__Goal__
Find and return each line containing "bottom".

__Data excerpts__

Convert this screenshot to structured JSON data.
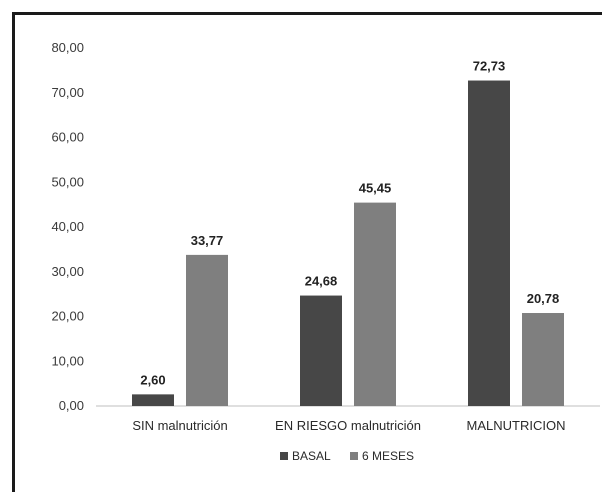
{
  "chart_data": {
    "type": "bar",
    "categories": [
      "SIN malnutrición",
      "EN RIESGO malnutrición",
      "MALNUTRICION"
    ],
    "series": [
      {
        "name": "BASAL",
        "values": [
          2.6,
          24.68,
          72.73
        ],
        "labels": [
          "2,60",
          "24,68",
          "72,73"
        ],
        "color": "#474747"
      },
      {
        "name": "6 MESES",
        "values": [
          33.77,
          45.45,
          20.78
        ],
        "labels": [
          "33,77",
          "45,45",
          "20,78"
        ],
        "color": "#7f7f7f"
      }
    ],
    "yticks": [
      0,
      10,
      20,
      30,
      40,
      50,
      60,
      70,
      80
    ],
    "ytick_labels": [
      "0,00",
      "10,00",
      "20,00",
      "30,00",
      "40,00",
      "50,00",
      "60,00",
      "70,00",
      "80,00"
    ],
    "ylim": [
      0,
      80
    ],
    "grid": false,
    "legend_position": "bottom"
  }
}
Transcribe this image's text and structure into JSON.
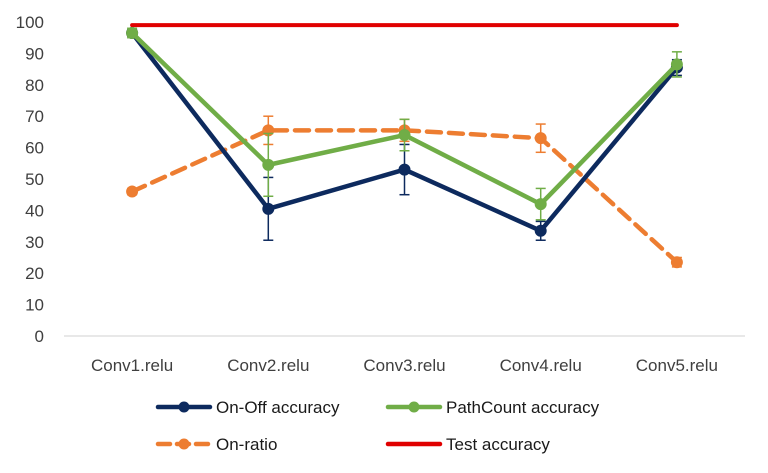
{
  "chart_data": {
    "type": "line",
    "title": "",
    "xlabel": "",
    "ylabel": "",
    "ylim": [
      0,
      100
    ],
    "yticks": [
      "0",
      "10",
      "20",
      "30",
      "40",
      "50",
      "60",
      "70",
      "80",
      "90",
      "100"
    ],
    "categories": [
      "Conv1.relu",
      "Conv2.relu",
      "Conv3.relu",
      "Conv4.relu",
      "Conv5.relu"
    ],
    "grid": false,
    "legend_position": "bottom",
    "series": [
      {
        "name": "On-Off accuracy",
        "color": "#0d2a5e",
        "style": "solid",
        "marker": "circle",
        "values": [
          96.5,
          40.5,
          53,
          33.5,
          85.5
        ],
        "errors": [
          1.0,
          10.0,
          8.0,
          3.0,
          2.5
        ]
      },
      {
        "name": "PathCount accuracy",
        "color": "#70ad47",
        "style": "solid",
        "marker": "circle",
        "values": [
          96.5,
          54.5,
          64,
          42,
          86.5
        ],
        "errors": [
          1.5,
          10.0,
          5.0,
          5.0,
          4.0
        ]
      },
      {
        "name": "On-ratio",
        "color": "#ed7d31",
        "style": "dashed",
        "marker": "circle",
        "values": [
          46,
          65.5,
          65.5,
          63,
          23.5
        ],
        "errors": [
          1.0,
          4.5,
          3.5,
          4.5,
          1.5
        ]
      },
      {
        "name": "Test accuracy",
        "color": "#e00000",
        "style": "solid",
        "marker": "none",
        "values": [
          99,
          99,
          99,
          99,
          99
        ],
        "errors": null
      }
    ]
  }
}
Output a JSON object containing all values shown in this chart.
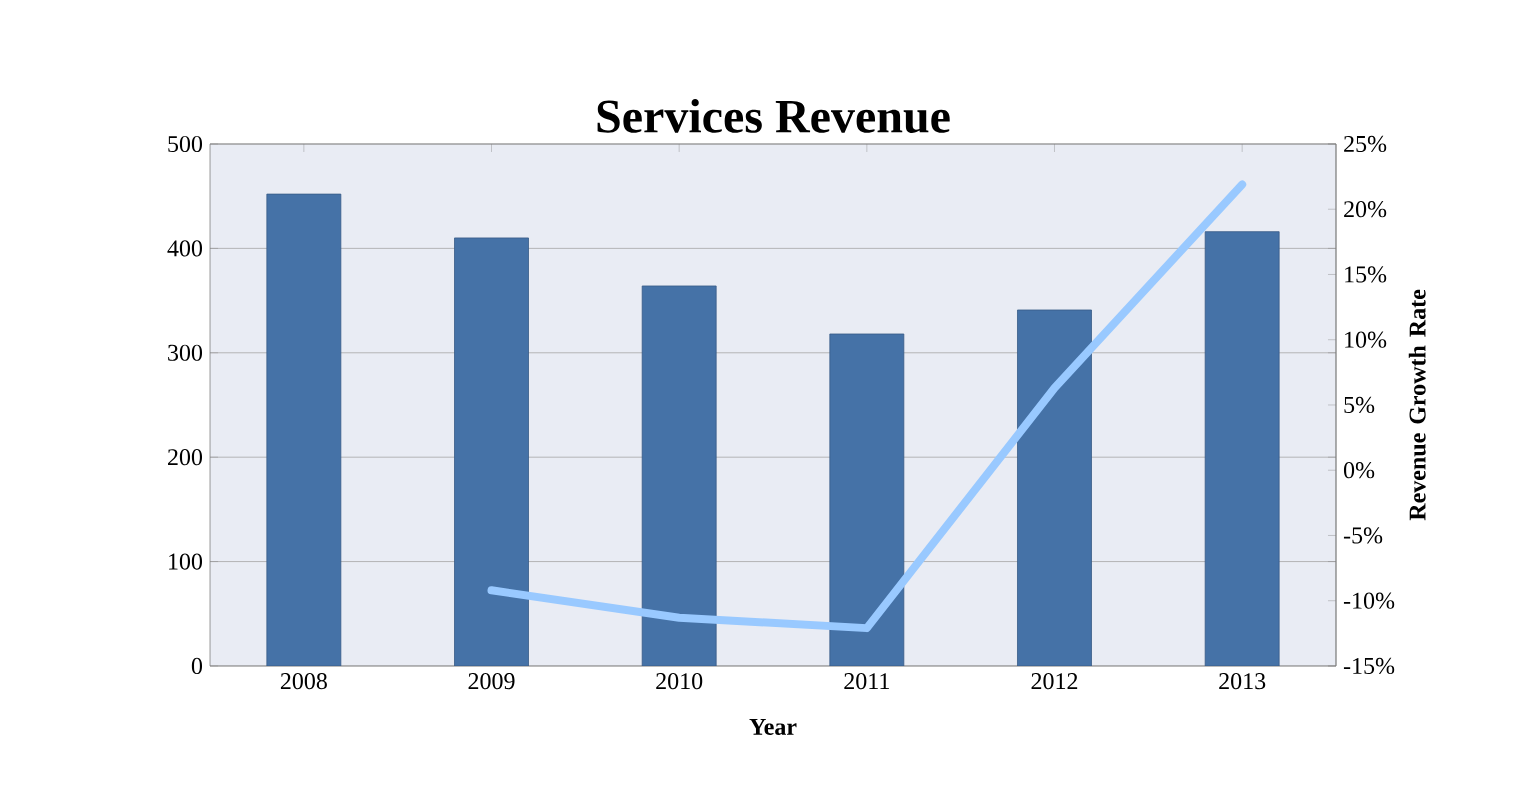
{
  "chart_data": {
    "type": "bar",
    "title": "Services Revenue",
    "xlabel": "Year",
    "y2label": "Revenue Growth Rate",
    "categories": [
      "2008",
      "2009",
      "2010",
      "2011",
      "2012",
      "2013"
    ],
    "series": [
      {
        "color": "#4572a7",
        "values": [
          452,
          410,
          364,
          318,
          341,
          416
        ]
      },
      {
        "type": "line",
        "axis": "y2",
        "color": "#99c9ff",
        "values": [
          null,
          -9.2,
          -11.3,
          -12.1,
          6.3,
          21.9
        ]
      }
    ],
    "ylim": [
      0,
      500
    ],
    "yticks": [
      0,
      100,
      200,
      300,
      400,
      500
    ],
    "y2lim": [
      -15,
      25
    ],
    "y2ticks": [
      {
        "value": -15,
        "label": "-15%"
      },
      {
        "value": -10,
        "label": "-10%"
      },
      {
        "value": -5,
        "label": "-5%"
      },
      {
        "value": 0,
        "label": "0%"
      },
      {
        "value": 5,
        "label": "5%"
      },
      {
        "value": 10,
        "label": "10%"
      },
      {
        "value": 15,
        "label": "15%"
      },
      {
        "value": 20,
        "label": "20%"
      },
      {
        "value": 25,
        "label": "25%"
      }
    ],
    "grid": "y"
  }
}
--
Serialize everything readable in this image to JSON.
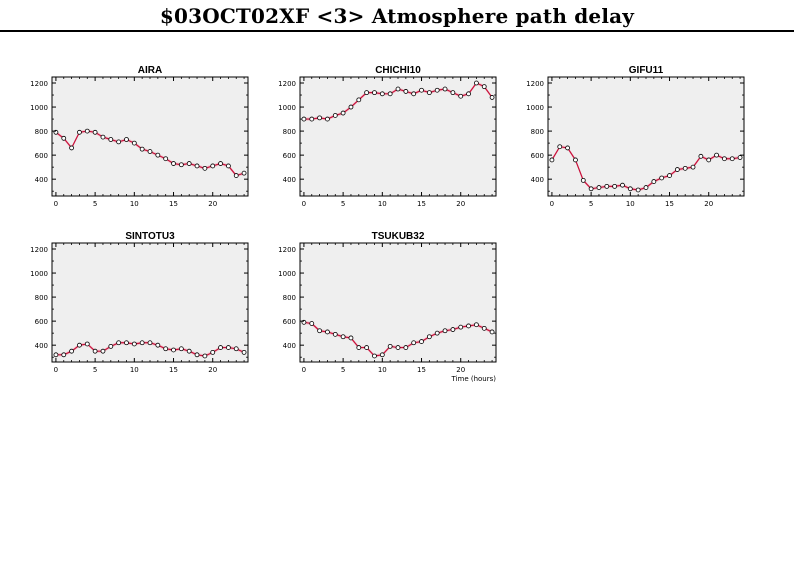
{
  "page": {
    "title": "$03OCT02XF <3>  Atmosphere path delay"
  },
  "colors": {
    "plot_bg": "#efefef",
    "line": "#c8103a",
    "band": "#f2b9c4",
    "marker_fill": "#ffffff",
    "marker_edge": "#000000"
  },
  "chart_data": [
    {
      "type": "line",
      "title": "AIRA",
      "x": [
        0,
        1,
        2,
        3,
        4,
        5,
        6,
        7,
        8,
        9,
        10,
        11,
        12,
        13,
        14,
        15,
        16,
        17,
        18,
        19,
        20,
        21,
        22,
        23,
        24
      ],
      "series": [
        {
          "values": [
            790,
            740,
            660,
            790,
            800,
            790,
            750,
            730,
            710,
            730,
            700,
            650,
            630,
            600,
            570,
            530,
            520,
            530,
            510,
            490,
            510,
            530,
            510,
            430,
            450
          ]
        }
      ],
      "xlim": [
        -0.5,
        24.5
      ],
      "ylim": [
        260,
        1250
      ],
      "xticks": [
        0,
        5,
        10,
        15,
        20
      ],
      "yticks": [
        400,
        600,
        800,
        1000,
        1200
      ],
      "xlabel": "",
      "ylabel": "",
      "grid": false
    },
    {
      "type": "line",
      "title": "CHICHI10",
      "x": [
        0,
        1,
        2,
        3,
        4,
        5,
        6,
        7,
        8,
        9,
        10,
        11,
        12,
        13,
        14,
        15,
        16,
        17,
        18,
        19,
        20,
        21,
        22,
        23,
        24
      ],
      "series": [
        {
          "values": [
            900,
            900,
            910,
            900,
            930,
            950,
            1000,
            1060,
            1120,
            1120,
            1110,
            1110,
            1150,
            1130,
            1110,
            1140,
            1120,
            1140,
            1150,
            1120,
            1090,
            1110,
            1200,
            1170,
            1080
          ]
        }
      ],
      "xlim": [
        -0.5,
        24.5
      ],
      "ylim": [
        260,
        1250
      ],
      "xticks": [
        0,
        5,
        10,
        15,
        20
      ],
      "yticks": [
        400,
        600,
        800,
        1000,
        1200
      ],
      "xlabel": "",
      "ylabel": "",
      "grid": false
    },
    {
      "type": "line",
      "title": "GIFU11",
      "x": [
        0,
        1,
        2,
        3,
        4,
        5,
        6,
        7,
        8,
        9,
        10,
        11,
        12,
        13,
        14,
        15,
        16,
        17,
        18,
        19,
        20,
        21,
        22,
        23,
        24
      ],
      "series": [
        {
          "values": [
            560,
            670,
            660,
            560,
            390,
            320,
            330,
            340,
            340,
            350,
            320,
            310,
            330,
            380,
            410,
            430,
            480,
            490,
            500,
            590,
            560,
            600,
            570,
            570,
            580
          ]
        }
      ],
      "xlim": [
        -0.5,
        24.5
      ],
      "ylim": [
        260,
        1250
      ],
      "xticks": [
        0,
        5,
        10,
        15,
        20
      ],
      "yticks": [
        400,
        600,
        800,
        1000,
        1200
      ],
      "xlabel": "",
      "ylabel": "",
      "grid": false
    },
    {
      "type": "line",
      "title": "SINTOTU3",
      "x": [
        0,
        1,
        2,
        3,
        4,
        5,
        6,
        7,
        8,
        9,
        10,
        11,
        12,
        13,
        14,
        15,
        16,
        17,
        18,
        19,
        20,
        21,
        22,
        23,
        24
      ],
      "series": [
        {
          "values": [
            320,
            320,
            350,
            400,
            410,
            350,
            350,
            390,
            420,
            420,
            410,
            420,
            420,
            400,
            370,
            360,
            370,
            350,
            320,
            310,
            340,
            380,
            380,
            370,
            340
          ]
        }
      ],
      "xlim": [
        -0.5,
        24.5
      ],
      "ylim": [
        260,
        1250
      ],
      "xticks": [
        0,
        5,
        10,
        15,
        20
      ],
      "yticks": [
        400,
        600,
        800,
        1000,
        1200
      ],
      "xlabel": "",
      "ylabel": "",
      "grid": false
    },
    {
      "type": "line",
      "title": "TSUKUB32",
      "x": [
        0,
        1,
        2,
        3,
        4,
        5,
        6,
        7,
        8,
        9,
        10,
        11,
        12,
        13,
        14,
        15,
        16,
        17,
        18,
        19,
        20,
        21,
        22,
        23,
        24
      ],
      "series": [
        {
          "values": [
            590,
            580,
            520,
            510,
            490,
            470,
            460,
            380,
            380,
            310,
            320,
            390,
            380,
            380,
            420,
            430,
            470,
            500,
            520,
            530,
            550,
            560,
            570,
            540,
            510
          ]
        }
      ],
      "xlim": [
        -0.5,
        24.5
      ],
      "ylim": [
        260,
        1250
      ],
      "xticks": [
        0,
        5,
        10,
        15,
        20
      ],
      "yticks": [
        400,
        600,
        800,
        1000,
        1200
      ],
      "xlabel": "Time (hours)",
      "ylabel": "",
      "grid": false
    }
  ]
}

__Final result__
    "legend_position": "bottom"
    "legend_position": "bottom",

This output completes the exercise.